Data shown –
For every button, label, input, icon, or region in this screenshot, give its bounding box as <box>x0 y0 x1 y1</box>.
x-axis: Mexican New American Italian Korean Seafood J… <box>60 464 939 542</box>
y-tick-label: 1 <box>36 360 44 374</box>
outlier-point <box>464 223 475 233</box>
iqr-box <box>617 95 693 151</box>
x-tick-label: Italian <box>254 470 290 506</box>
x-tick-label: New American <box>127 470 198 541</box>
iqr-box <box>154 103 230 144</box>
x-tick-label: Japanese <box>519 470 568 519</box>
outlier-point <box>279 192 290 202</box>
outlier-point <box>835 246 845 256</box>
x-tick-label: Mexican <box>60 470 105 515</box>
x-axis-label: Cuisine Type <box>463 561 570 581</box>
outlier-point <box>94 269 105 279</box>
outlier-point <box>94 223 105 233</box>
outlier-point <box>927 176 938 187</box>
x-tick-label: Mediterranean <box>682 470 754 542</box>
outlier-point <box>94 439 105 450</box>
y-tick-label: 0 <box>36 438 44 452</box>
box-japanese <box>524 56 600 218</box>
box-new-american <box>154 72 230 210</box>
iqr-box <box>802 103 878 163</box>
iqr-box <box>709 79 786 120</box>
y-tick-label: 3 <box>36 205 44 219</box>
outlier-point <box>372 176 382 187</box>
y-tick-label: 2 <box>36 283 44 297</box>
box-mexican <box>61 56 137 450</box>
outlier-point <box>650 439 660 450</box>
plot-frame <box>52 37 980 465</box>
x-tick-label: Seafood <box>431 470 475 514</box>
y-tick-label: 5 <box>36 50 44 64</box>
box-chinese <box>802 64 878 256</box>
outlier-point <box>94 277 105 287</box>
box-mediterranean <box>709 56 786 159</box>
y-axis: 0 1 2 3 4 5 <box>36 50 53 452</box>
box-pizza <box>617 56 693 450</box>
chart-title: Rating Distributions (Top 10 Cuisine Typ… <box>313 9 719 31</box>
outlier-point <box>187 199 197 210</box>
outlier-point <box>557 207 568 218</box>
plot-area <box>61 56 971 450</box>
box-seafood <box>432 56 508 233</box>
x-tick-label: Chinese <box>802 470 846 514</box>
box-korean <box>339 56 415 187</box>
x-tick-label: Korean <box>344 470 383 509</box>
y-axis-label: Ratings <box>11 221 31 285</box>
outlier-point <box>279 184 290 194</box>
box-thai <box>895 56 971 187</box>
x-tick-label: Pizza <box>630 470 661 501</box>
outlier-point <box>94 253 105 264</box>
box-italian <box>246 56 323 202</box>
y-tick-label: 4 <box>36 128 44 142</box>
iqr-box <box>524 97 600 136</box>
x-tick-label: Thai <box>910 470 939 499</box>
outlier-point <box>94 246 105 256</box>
==
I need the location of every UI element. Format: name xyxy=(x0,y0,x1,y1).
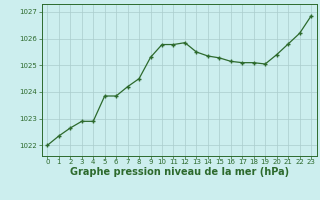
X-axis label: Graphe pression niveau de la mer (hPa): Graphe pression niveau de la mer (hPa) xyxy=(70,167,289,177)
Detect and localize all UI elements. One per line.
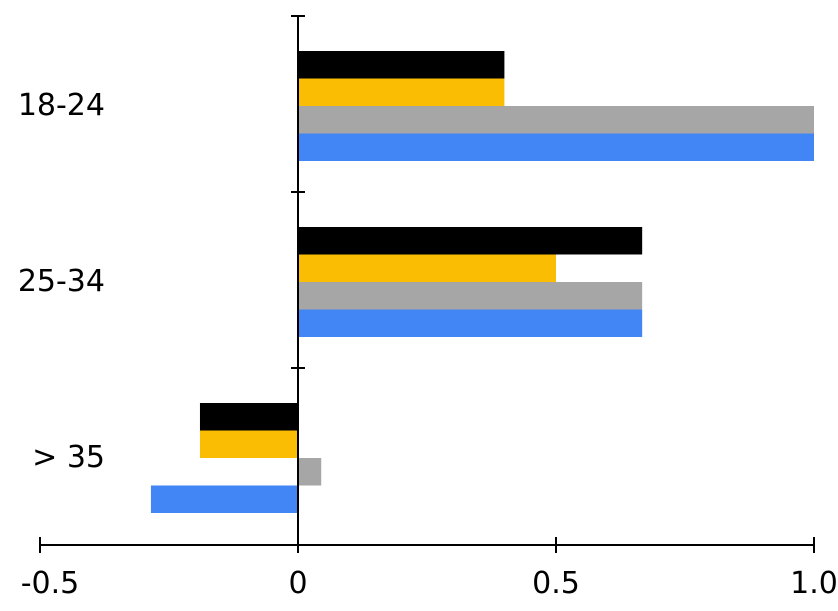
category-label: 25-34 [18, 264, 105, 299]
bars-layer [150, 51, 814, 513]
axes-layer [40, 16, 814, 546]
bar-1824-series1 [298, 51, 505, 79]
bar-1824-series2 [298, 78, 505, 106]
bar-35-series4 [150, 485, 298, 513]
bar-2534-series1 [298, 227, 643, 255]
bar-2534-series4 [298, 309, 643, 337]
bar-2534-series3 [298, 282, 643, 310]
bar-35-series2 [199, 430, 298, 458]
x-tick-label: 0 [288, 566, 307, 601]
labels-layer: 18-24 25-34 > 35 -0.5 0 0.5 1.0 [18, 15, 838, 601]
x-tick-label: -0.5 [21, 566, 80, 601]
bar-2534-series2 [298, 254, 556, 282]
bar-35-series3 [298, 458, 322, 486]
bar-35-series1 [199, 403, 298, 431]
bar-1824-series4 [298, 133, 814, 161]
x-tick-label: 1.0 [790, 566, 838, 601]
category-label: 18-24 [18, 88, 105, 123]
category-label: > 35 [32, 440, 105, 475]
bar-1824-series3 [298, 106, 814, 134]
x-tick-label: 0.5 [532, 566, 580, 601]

Short exercise –
Swap "localize" for "locate" in the items from the line with "I need the location" to the line with "Detect and localize", keeping everything else the same. Leave the pictures out of your answer.

Result for this task –
I need the location of every UI element. Format: name xyxy=(x0,y0,x1,y1).
X-axis label: Graphe pression niveau de la mer (hPa): Graphe pression niveau de la mer (hPa) xyxy=(70,167,289,177)
Detect and locate all UI elements. One per line.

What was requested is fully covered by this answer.